Copy out, word for word, the part of the listing that opens with the line containing "Patent image size: (1020, 504)." and closes with the line containing "The lower leg portion 4a is at (305, 325).", both of those lines included.

#### Material provided
● ● ● ● ● ● ●

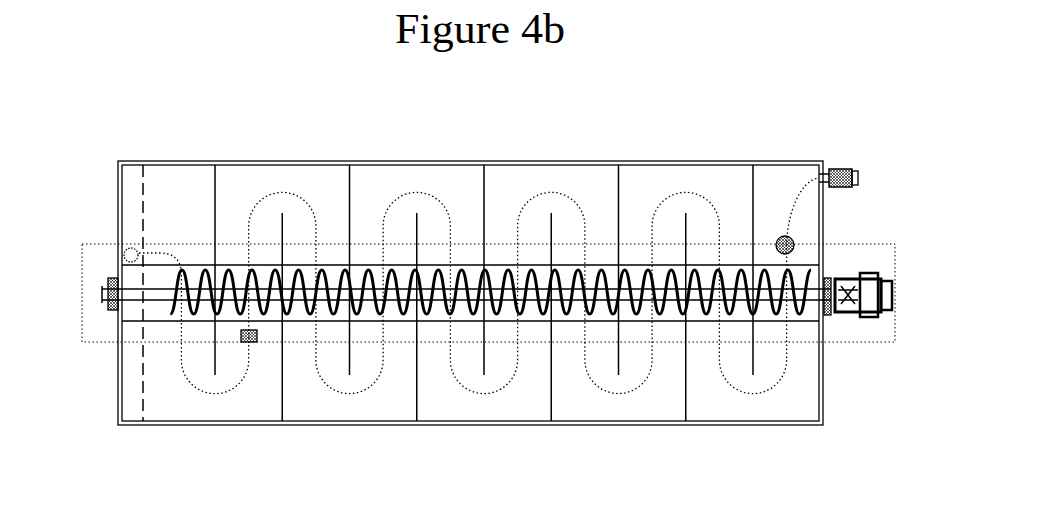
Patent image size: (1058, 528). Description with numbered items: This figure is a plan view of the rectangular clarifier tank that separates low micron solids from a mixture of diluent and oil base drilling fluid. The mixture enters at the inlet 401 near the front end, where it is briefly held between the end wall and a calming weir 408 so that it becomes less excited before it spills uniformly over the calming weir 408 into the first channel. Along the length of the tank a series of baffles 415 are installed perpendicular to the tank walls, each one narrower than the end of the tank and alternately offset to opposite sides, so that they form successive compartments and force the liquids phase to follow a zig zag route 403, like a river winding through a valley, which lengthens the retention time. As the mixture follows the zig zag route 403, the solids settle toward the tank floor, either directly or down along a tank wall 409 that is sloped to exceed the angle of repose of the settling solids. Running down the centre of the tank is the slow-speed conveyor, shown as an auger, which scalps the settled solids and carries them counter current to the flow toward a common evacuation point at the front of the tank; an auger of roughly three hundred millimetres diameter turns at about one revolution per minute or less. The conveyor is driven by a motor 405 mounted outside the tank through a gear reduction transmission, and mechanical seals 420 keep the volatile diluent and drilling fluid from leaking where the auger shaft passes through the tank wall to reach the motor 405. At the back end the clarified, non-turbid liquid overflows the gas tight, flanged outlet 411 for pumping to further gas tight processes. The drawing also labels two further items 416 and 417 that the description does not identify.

● ● ● ● ● ● ●

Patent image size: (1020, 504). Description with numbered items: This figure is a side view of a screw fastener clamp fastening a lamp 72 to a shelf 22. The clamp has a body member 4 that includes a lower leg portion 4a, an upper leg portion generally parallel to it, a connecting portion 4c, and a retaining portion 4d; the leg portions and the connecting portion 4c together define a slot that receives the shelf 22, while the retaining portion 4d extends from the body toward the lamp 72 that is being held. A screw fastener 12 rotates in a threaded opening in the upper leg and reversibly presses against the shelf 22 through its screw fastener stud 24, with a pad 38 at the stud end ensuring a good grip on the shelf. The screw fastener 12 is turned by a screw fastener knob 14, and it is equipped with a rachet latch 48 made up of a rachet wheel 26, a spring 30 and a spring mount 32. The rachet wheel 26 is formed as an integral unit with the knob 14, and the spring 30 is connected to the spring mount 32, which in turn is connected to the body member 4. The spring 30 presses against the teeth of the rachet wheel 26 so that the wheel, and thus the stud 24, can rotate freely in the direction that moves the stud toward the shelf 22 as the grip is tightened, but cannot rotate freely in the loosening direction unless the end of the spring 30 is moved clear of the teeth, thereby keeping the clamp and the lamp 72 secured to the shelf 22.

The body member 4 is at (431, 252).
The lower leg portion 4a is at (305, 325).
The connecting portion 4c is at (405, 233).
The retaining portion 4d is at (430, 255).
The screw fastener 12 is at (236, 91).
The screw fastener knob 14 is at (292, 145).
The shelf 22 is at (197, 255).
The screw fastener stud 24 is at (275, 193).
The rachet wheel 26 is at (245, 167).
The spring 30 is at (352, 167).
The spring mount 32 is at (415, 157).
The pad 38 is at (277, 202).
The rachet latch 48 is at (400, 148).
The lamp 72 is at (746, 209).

● ● ● ● ● ● ●

#### Answer for this exercise
Patent image size: (1020, 504). Description with numbered items: This figure is a side view of a screw fastener clamp fastening a lamp 72 to a shelf 22. The clamp has a body member 4 that includes a lower leg portion 4a, an upper leg portion generally parallel to it, a connecting portion 4c, and a retaining portion 4d; the leg portions and the connecting portion 4c together define a slot that receives the shelf 22, while the retaining portion 4d extends from the body toward the lamp 72 that is being held. A screw fastener 12 rotates in a threaded opening in the upper leg and reversibly presses against the shelf 22 through its screw fastener stud 24, with a pad 38 at the stud end ensuring a good grip on the shelf. The screw fastener 12 is turned by a screw fastener knob 14, and it is equipped with a rachet latch 48 made up of a rachet wheel 26, a spring 30 and a spring mount 32. The rachet wheel 26 is formed as an integral unit with the knob 14, and the spring 30 is connected to the spring mount 32, which in turn is connected to the body member 4. The spring 30 presses against the teeth of the rachet wheel 26 so that the wheel, and thus the stud 24, can rotate freely in the direction that moves the stud toward the shelf 22 as the grip is tightened, but cannot rotate freely in the loosening direction unless the end of the spring 30 is moved clear of the teeth, thereby keeping the clamp and the lamp 72 secured to the shelf 22.

The body member 4 is at (431, 252).
The lower leg portion 4a is at (305, 325).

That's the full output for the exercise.